◆ **MATERIAL SHOWN**
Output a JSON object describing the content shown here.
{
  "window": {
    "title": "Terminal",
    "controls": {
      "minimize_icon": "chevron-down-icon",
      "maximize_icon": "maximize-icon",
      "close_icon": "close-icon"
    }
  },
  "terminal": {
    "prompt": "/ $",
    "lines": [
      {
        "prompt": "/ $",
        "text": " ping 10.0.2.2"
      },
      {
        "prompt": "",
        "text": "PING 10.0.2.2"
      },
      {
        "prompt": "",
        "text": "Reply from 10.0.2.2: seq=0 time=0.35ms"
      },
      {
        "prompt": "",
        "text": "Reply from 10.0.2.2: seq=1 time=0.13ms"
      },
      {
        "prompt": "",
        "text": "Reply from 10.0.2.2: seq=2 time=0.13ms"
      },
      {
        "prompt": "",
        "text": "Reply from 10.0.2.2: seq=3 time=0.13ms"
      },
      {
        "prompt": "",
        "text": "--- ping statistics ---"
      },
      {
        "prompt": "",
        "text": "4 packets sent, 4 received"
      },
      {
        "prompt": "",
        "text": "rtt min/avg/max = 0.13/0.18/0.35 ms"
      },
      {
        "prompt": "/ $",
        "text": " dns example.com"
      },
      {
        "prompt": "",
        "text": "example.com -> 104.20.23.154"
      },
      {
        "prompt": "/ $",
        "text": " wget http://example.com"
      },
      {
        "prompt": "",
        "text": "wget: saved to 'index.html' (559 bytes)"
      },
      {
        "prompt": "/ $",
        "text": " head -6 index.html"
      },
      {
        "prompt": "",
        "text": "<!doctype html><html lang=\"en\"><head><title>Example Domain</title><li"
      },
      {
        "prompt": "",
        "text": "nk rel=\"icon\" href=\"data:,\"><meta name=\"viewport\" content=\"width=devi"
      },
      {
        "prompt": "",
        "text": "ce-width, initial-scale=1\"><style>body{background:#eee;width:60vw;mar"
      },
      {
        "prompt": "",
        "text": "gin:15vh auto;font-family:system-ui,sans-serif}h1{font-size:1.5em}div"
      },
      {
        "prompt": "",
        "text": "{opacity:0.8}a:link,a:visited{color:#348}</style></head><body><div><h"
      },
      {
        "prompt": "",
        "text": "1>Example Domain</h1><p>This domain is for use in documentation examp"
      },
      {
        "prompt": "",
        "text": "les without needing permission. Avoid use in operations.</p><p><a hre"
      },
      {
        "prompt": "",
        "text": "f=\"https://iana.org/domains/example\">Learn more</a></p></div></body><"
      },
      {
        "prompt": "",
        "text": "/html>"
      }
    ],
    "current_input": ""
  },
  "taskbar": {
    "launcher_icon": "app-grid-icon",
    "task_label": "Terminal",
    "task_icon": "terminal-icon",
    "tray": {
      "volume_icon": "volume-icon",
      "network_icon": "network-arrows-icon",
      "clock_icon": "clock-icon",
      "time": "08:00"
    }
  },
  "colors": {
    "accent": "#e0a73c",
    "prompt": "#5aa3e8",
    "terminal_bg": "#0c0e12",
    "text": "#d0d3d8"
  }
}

◆ **REQUIREMENTS**
Retype all the material above precisely, with no line left out.

◆ **ANSWER**
Output a JSON object describing the content shown here.
{
  "window": {
    "title": "Terminal",
    "controls": {
      "minimize_icon": "chevron-down-icon",
      "maximize_icon": "maximize-icon",
      "close_icon": "close-icon"
    }
  },
  "terminal": {
    "prompt": "/ $",
    "lines": [
      {
        "prompt": "/ $",
        "text": " ping 10.0.2.2"
      },
      {
        "prompt": "",
        "text": "PING 10.0.2.2"
      },
      {
        "prompt": "",
        "text": "Reply from 10.0.2.2: seq=0 time=0.35ms"
      },
      {
        "prompt": "",
        "text": "Reply from 10.0.2.2: seq=1 time=0.13ms"
      },
      {
        "prompt": "",
        "text": "Reply from 10.0.2.2: seq=2 time=0.13ms"
      },
      {
        "prompt": "",
        "text": "Reply from 10.0.2.2: seq=3 time=0.13ms"
      },
      {
        "prompt": "",
        "text": "--- ping statistics ---"
      },
      {
        "prompt": "",
        "text": "4 packets sent, 4 received"
      },
      {
        "prompt": "",
        "text": "rtt min/avg/max = 0.13/0.18/0.35 ms"
      },
      {
        "prompt": "/ $",
        "text": " dns example.com"
      },
      {
        "prompt": "",
        "text": "example.com -> 104.20.23.154"
      },
      {
        "prompt": "/ $",
        "text": " wget http://example.com"
      },
      {
        "prompt": "",
        "text": "wget: saved to 'index.html' (559 bytes)"
      },
      {
        "prompt": "/ $",
        "text": " head -6 index.html"
      },
      {
        "prompt": "",
        "text": "<!doctype html><html lang=\"en\"><head><title>Example Domain</title><li"
      },
      {
        "prompt": "",
        "text": "nk rel=\"icon\" href=\"data:,\"><meta name=\"viewport\" content=\"width=devi"
      },
      {
        "prompt": "",
        "text": "ce-width, initial-scale=1\"><style>body{background:#eee;width:60vw;mar"
      },
      {
        "prompt": "",
        "text": "gin:15vh auto;font-family:system-ui,sans-serif}h1{font-size:1.5em}div"
      },
      {
        "prompt": "",
        "text": "{opacity:0.8}a:link,a:visited{color:#348}</style></head><body><div><h"
      },
      {
        "prompt": "",
        "text": "1>Example Domain</h1><p>This domain is for use in documentation examp"
      },
      {
        "prompt": "",
        "text": "les without needing permission. Avoid use in operations.</p><p><a hre"
      },
      {
        "prompt": "",
        "text": "f=\"https://iana.org/domains/example\">Learn more</a></p></div></body><"
      },
      {
        "prompt": "",
        "text": "/html>"
      }
    ],
    "current_input": ""
  },
  "taskbar": {
    "launcher_icon": "app-grid-icon",
    "task_label": "Terminal",
    "task_icon": "terminal-icon",
    "tray": {
      "volume_icon": "volume-icon",
      "network_icon": "network-arrows-icon",
      "clock_icon": "clock-icon",
      "time": "08:00"
    }
  },
  "colors": {
    "accent": "#e0a73c",
    "prompt": "#5aa3e8",
    "terminal_bg": "#0c0e12",
    "text": "#d0d3d8"
  }
}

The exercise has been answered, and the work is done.